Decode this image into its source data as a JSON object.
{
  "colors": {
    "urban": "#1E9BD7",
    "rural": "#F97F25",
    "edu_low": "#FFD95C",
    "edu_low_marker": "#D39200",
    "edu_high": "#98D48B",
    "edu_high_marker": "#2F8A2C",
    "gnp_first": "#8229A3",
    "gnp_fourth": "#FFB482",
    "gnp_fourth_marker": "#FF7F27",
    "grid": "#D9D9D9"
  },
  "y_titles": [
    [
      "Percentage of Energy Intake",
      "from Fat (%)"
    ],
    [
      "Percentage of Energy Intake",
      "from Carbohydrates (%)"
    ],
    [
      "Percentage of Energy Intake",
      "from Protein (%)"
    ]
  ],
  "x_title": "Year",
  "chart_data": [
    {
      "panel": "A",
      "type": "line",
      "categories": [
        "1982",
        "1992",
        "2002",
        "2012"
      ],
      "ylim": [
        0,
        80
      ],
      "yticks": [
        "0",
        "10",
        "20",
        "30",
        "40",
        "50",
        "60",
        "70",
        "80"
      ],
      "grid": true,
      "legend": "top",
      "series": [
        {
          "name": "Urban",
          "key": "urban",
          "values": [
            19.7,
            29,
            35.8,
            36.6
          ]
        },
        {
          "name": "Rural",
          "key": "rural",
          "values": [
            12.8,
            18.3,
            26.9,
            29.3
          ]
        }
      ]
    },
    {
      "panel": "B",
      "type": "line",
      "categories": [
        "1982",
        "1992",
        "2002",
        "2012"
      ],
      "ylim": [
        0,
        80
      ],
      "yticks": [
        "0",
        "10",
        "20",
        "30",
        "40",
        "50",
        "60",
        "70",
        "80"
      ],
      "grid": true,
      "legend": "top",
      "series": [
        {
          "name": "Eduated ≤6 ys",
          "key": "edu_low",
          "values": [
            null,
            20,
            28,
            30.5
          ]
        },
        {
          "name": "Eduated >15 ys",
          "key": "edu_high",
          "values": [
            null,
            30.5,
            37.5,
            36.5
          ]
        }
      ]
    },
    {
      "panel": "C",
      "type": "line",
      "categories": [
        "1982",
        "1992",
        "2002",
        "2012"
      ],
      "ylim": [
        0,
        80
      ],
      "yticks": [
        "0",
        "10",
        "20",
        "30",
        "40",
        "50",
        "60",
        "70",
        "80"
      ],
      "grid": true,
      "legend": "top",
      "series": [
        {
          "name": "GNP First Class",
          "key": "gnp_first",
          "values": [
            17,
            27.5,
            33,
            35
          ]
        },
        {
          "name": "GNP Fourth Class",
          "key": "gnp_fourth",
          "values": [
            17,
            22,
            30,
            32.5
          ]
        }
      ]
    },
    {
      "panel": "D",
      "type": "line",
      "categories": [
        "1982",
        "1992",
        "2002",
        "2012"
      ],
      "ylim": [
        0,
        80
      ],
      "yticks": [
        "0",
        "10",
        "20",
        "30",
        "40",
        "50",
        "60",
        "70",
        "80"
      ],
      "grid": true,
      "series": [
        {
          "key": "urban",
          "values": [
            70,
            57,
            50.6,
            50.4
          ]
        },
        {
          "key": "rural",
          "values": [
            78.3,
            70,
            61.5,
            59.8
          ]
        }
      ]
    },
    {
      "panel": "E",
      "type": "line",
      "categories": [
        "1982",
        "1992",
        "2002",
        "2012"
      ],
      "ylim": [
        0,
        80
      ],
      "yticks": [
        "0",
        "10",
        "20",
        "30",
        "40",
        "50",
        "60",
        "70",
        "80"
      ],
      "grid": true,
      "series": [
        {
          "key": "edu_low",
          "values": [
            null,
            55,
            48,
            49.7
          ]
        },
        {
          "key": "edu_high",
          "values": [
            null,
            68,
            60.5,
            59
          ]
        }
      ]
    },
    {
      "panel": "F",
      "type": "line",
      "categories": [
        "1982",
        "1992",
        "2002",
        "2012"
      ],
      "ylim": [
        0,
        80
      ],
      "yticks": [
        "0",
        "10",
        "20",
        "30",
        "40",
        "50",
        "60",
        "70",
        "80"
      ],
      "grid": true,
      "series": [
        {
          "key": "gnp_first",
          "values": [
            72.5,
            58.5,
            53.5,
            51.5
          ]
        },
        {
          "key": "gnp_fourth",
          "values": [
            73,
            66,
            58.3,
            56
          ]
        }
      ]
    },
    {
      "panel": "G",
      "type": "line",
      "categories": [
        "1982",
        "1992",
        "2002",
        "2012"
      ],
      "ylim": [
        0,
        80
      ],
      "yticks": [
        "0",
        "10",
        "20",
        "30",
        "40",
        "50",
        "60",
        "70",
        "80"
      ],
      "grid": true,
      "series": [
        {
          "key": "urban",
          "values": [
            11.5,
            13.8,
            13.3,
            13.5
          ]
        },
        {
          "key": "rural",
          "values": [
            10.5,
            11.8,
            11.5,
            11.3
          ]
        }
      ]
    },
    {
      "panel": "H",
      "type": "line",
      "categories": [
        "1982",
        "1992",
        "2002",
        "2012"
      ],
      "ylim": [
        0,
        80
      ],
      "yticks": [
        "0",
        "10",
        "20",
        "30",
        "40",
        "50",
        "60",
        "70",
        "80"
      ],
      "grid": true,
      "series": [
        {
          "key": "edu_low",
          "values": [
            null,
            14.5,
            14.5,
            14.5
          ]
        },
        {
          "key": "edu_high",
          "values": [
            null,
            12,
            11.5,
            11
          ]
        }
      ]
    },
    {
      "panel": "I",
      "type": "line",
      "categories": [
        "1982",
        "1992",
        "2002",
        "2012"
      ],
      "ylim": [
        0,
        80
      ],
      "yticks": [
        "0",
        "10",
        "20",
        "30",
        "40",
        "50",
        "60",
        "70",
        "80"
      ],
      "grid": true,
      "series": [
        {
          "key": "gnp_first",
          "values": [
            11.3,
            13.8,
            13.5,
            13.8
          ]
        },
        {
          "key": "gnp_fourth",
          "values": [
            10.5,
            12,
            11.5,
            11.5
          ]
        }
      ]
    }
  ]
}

What is being asked.
So that no detail is lost, give every line of the data again exactly.

Answer to this exercise.
Decode this image into its source data as a JSON object.
{
  "colors": {
    "urban": "#1E9BD7",
    "rural": "#F97F25",
    "edu_low": "#FFD95C",
    "edu_low_marker": "#D39200",
    "edu_high": "#98D48B",
    "edu_high_marker": "#2F8A2C",
    "gnp_first": "#8229A3",
    "gnp_fourth": "#FFB482",
    "gnp_fourth_marker": "#FF7F27",
    "grid": "#D9D9D9"
  },
  "y_titles": [
    [
      "Percentage of Energy Intake",
      "from Fat (%)"
    ],
    [
      "Percentage of Energy Intake",
      "from Carbohydrates (%)"
    ],
    [
      "Percentage of Energy Intake",
      "from Protein (%)"
    ]
  ],
  "x_title": "Year",
  "chart_data": [
    {
      "panel": "A",
      "type": "line",
      "categories": [
        "1982",
        "1992",
        "2002",
        "2012"
      ],
      "ylim": [
        0,
        80
      ],
      "yticks": [
        "0",
        "10",
        "20",
        "30",
        "40",
        "50",
        "60",
        "70",
        "80"
      ],
      "grid": true,
      "legend": "top",
      "series": [
        {
          "name": "Urban",
          "key": "urban",
          "values": [
            19.7,
            29,
            35.8,
            36.6
          ]
        },
        {
          "name": "Rural",
          "key": "rural",
          "values": [
            12.8,
            18.3,
            26.9,
            29.3
          ]
        }
      ]
    },
    {
      "panel": "B",
      "type": "line",
      "categories": [
        "1982",
        "1992",
        "2002",
        "2012"
      ],
      "ylim": [
        0,
        80
      ],
      "yticks": [
        "0",
        "10",
        "20",
        "30",
        "40",
        "50",
        "60",
        "70",
        "80"
      ],
      "grid": true,
      "legend": "top",
      "series": [
        {
          "name": "Eduated ≤6 ys",
          "key": "edu_low",
          "values": [
            null,
            20,
            28,
            30.5
          ]
        },
        {
          "name": "Eduated >15 ys",
          "key": "edu_high",
          "values": [
            null,
            30.5,
            37.5,
            36.5
          ]
        }
      ]
    },
    {
      "panel": "C",
      "type": "line",
      "categories": [
        "1982",
        "1992",
        "2002",
        "2012"
      ],
      "ylim": [
        0,
        80
      ],
      "yticks": [
        "0",
        "10",
        "20",
        "30",
        "40",
        "50",
        "60",
        "70",
        "80"
      ],
      "grid": true,
      "legend": "top",
      "series": [
        {
          "name": "GNP First Class",
          "key": "gnp_first",
          "values": [
            17,
            27.5,
            33,
            35
          ]
        },
        {
          "name": "GNP Fourth Class",
          "key": "gnp_fourth",
          "values": [
            17,
            22,
            30,
            32.5
          ]
        }
      ]
    },
    {
      "panel": "D",
      "type": "line",
      "categories": [
        "1982",
        "1992",
        "2002",
        "2012"
      ],
      "ylim": [
        0,
        80
      ],
      "yticks": [
        "0",
        "10",
        "20",
        "30",
        "40",
        "50",
        "60",
        "70",
        "80"
      ],
      "grid": true,
      "series": [
        {
          "key": "urban",
          "values": [
            70,
            57,
            50.6,
            50.4
          ]
        },
        {
          "key": "rural",
          "values": [
            78.3,
            70,
            61.5,
            59.8
          ]
        }
      ]
    },
    {
      "panel": "E",
      "type": "line",
      "categories": [
        "1982",
        "1992",
        "2002",
        "2012"
      ],
      "ylim": [
        0,
        80
      ],
      "yticks": [
        "0",
        "10",
        "20",
        "30",
        "40",
        "50",
        "60",
        "70",
        "80"
      ],
      "grid": true,
      "series": [
        {
          "key": "edu_low",
          "values": [
            null,
            55,
            48,
            49.7
          ]
        },
        {
          "key": "edu_high",
          "values": [
            null,
            68,
            60.5,
            59
          ]
        }
      ]
    },
    {
      "panel": "F",
      "type": "line",
      "categories": [
        "1982",
        "1992",
        "2002",
        "2012"
      ],
      "ylim": [
        0,
        80
      ],
      "yticks": [
        "0",
        "10",
        "20",
        "30",
        "40",
        "50",
        "60",
        "70",
        "80"
      ],
      "grid": true,
      "series": [
        {
          "key": "gnp_first",
          "values": [
            72.5,
            58.5,
            53.5,
            51.5
          ]
        },
        {
          "key": "gnp_fourth",
          "values": [
            73,
            66,
            58.3,
            56
          ]
        }
      ]
    },
    {
      "panel": "G",
      "type": "line",
      "categories": [
        "1982",
        "1992",
        "2002",
        "2012"
      ],
      "ylim": [
        0,
        80
      ],
      "yticks": [
        "0",
        "10",
        "20",
        "30",
        "40",
        "50",
        "60",
        "70",
        "80"
      ],
      "grid": true,
      "series": [
        {
          "key": "urban",
          "values": [
            11.5,
            13.8,
            13.3,
            13.5
          ]
        },
        {
          "key": "rural",
          "values": [
            10.5,
            11.8,
            11.5,
            11.3
          ]
        }
      ]
    },
    {
      "panel": "H",
      "type": "line",
      "categories": [
        "1982",
        "1992",
        "2002",
        "2012"
      ],
      "ylim": [
        0,
        80
      ],
      "yticks": [
        "0",
        "10",
        "20",
        "30",
        "40",
        "50",
        "60",
        "70",
        "80"
      ],
      "grid": true,
      "series": [
        {
          "key": "edu_low",
          "values": [
            null,
            14.5,
            14.5,
            14.5
          ]
        },
        {
          "key": "edu_high",
          "values": [
            null,
            12,
            11.5,
            11
          ]
        }
      ]
    },
    {
      "panel": "I",
      "type": "line",
      "categories": [
        "1982",
        "1992",
        "2002",
        "2012"
      ],
      "ylim": [
        0,
        80
      ],
      "yticks": [
        "0",
        "10",
        "20",
        "30",
        "40",
        "50",
        "60",
        "70",
        "80"
      ],
      "grid": true,
      "series": [
        {
          "key": "gnp_first",
          "values": [
            11.3,
            13.8,
            13.5,
            13.8
          ]
        },
        {
          "key": "gnp_fourth",
          "values": [
            10.5,
            12,
            11.5,
            11.5
          ]
        }
      ]
    }
  ]
}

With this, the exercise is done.